** start Exercise material **
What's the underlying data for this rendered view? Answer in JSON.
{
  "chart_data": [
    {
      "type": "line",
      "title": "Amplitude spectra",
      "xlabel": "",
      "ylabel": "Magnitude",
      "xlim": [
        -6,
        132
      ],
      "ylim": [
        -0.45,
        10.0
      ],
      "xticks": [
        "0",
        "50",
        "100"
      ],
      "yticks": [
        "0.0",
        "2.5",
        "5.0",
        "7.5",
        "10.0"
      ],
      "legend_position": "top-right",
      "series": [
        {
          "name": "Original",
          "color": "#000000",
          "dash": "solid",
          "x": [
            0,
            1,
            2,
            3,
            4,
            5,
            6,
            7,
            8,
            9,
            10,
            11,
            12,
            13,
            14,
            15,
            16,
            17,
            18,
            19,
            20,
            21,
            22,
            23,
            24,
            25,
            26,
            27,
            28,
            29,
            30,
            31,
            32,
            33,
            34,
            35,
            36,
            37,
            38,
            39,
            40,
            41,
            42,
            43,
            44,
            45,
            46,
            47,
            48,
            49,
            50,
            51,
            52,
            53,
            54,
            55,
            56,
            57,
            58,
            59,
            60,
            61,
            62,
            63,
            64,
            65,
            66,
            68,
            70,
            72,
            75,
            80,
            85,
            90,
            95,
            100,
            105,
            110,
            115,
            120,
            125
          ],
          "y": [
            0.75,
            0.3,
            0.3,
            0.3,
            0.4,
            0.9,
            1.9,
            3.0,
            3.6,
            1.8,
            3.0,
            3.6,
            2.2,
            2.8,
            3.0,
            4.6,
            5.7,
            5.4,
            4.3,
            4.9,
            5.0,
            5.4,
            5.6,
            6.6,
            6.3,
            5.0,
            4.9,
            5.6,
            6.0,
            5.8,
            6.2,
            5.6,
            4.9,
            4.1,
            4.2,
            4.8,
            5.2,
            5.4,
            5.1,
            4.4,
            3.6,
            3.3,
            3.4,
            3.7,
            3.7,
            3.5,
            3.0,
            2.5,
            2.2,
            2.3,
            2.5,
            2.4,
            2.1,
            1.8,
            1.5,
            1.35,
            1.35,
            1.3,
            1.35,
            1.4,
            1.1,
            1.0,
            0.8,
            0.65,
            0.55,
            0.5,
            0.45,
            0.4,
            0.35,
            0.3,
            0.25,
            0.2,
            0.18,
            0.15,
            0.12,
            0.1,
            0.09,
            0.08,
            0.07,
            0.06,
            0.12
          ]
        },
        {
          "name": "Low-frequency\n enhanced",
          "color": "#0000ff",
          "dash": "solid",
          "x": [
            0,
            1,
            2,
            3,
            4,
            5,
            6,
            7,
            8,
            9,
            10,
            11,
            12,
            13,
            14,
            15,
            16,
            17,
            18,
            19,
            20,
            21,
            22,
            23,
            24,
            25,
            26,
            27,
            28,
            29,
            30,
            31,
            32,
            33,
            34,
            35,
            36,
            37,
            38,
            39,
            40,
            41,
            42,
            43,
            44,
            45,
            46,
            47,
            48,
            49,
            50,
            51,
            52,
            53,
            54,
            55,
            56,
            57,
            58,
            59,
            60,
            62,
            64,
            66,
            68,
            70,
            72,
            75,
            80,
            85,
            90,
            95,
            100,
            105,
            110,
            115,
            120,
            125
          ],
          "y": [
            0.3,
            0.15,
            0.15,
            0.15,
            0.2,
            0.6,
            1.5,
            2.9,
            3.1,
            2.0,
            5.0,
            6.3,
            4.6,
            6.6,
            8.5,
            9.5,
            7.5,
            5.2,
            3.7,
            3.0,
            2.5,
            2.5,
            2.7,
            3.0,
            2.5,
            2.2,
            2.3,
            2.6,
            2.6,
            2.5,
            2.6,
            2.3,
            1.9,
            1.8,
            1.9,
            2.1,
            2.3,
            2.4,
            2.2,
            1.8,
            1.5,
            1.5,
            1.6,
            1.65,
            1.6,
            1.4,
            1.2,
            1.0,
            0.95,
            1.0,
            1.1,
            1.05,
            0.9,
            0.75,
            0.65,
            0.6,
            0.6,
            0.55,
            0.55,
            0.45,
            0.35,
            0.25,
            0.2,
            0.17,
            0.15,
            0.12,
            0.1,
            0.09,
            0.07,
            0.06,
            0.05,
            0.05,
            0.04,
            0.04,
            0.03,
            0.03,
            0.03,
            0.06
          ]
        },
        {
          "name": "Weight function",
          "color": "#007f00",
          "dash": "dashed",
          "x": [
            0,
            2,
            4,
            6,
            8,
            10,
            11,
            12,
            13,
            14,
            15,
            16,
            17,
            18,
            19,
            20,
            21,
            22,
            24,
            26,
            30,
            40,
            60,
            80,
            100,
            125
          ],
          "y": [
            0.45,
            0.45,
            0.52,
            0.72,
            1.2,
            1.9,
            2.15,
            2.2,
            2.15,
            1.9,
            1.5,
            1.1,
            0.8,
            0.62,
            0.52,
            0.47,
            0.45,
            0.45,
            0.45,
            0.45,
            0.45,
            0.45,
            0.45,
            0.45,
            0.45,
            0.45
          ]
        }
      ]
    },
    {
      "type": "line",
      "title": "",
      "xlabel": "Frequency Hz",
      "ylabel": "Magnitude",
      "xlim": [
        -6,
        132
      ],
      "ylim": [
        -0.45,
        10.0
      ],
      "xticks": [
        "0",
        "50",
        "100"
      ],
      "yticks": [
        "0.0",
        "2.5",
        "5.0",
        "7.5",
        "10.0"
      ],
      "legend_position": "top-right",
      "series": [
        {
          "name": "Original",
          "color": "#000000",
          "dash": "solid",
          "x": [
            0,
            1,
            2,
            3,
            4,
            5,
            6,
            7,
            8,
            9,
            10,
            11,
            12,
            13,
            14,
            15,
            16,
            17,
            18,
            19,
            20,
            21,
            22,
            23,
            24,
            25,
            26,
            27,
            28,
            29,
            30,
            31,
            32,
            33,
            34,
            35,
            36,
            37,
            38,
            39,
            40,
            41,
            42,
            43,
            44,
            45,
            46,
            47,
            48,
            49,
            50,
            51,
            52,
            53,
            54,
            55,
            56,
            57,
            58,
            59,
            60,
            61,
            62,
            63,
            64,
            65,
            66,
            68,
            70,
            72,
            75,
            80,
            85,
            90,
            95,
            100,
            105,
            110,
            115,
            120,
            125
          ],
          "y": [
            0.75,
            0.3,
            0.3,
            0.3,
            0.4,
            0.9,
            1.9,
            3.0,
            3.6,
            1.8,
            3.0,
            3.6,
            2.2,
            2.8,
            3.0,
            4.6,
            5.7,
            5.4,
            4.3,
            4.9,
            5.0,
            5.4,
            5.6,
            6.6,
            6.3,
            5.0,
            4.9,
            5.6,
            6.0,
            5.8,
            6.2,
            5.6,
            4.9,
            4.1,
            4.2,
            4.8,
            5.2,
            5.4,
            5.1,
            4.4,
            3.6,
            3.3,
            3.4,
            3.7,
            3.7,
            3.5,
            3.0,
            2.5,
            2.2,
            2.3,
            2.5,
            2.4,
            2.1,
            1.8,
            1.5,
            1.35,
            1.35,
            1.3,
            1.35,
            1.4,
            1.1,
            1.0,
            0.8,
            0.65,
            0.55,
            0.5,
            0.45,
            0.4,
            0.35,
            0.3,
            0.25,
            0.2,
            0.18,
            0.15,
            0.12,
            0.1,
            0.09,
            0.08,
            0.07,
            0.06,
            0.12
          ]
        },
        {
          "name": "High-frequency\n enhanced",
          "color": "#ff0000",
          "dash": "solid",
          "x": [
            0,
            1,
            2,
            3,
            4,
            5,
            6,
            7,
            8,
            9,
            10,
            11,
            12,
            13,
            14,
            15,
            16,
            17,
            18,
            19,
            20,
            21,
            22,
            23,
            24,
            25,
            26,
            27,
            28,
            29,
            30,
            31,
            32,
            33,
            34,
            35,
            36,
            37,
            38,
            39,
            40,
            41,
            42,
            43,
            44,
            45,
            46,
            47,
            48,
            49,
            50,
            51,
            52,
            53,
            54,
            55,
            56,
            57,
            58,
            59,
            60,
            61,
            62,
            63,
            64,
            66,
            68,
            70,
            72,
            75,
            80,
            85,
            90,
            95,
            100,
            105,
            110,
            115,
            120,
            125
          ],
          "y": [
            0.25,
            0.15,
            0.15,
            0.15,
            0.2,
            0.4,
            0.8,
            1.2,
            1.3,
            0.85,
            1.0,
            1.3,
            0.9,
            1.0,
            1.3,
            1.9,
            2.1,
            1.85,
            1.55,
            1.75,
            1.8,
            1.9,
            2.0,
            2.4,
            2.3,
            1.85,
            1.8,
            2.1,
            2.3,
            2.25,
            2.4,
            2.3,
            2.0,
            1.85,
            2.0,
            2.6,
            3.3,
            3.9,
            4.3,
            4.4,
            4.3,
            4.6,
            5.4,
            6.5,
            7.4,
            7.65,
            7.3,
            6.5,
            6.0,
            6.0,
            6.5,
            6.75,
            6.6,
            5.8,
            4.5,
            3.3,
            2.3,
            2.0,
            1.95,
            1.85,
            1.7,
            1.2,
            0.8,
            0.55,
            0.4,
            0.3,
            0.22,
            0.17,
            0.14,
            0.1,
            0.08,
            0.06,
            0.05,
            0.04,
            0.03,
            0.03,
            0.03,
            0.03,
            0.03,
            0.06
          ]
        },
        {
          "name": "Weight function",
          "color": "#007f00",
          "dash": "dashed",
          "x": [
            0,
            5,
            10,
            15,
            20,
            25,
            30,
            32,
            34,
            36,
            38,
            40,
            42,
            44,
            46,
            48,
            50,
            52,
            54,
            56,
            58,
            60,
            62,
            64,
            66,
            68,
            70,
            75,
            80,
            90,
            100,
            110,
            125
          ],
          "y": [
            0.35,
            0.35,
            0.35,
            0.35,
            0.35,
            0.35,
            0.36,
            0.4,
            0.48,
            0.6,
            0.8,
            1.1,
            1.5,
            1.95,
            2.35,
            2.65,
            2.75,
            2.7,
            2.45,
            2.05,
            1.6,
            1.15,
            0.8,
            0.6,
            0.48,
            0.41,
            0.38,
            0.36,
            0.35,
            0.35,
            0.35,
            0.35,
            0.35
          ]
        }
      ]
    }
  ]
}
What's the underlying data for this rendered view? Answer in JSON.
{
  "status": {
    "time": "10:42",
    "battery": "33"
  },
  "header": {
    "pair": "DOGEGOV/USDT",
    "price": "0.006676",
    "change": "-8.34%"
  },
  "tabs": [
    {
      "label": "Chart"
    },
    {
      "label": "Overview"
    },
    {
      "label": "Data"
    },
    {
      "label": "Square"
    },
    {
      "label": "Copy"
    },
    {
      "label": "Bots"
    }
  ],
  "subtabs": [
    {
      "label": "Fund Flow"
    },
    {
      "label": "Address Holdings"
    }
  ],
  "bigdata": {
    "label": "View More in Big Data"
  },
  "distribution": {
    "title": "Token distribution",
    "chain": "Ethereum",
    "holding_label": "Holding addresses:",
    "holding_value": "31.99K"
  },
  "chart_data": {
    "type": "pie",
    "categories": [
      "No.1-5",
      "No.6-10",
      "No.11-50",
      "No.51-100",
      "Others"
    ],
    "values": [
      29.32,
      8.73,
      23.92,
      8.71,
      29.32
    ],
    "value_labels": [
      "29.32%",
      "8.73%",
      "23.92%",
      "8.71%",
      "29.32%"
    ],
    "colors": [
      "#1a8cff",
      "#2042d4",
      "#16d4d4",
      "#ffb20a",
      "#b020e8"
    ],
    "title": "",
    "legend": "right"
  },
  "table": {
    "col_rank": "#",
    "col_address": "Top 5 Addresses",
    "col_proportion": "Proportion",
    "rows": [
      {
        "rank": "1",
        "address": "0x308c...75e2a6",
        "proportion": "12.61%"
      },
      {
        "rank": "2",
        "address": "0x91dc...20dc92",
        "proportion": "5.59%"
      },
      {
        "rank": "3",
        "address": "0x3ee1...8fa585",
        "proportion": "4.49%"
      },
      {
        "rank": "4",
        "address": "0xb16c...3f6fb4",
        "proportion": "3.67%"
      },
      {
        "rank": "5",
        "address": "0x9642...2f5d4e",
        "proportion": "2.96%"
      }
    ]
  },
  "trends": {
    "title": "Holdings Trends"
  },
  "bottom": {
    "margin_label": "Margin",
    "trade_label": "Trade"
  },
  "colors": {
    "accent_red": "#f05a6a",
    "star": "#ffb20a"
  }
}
** end Exercise material **
• _What is asked_
Pull out all lines from the entries above that include the word "title".

• _Response to the task_
      "title": "Amplitude spectra",
      "title": "",
    "title": "Token distribution",
    "title": "",
    "title": "Holdings Trends"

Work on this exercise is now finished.